## EXERCISE
Your task is to print all of the data word for word.

· · · · ·

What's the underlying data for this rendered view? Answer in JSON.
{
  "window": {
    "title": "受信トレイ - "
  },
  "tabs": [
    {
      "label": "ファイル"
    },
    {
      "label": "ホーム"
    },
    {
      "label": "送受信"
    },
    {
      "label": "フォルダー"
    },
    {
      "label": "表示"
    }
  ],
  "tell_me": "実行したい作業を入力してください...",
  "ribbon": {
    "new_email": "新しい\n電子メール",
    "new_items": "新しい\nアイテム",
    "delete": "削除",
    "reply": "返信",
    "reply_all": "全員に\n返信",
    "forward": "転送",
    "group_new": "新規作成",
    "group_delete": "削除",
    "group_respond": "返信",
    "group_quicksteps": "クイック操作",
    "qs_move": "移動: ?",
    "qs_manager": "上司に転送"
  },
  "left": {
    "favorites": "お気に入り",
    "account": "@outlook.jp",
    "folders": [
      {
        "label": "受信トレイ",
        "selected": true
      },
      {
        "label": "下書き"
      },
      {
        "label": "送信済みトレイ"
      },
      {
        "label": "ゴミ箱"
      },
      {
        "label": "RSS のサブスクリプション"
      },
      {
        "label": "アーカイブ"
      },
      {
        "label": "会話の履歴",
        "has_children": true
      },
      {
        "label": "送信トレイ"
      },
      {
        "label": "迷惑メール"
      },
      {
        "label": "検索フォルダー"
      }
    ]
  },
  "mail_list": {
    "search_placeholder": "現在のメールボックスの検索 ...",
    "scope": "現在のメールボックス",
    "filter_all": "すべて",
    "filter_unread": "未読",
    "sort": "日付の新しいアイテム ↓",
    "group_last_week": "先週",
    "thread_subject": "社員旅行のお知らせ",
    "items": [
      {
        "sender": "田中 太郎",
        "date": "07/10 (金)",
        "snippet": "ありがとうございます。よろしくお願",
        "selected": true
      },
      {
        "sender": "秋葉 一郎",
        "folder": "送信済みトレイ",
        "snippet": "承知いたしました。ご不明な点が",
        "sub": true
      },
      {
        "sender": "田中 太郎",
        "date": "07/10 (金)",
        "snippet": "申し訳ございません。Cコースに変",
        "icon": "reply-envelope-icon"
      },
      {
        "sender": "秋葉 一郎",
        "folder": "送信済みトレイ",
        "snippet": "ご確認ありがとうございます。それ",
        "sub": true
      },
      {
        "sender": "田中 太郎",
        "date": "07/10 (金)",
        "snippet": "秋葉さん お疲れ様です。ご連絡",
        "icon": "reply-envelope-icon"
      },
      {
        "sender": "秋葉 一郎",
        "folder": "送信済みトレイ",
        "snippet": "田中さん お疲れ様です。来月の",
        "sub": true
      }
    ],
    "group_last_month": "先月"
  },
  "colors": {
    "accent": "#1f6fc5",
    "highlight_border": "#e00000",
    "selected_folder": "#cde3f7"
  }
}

· · · · ·

## REPLY TO THE TASK
What's the underlying data for this rendered view? Answer in JSON.
{
  "window": {
    "title": "受信トレイ - "
  },
  "tabs": [
    {
      "label": "ファイル"
    },
    {
      "label": "ホーム"
    },
    {
      "label": "送受信"
    },
    {
      "label": "フォルダー"
    },
    {
      "label": "表示"
    }
  ],
  "tell_me": "実行したい作業を入力してください...",
  "ribbon": {
    "new_email": "新しい\n電子メール",
    "new_items": "新しい\nアイテム",
    "delete": "削除",
    "reply": "返信",
    "reply_all": "全員に\n返信",
    "forward": "転送",
    "group_new": "新規作成",
    "group_delete": "削除",
    "group_respond": "返信",
    "group_quicksteps": "クイック操作",
    "qs_move": "移動: ?",
    "qs_manager": "上司に転送"
  },
  "left": {
    "favorites": "お気に入り",
    "account": "@outlook.jp",
    "folders": [
      {
        "label": "受信トレイ",
        "selected": true
      },
      {
        "label": "下書き"
      },
      {
        "label": "送信済みトレイ"
      },
      {
        "label": "ゴミ箱"
      },
      {
        "label": "RSS のサブスクリプション"
      },
      {
        "label": "アーカイブ"
      },
      {
        "label": "会話の履歴",
        "has_children": true
      },
      {
        "label": "送信トレイ"
      },
      {
        "label": "迷惑メール"
      },
      {
        "label": "検索フォルダー"
      }
    ]
  },
  "mail_list": {
    "search_placeholder": "現在のメールボックスの検索 ...",
    "scope": "現在のメールボックス",
    "filter_all": "すべて",
    "filter_unread": "未読",
    "sort": "日付の新しいアイテム ↓",
    "group_last_week": "先週",
    "thread_subject": "社員旅行のお知らせ",
    "items": [
      {
        "sender": "田中 太郎",
        "date": "07/10 (金)",
        "snippet": "ありがとうございます。よろしくお願",
        "selected": true
      },
      {
        "sender": "秋葉 一郎",
        "folder": "送信済みトレイ",
        "snippet": "承知いたしました。ご不明な点が",
        "sub": true
      },
      {
        "sender": "田中 太郎",
        "date": "07/10 (金)",
        "snippet": "申し訳ございません。Cコースに変",
        "icon": "reply-envelope-icon"
      },
      {
        "sender": "秋葉 一郎",
        "folder": "送信済みトレイ",
        "snippet": "ご確認ありがとうございます。それ",
        "sub": true
      },
      {
        "sender": "田中 太郎",
        "date": "07/10 (金)",
        "snippet": "秋葉さん お疲れ様です。ご連絡",
        "icon": "reply-envelope-icon"
      },
      {
        "sender": "秋葉 一郎",
        "folder": "送信済みトレイ",
        "snippet": "田中さん お疲れ様です。来月の",
        "sub": true
      }
    ],
    "group_last_month": "先月"
  },
  "colors": {
    "accent": "#1f6fc5",
    "highlight_border": "#e00000",
    "selected_folder": "#cde3f7"
  }
}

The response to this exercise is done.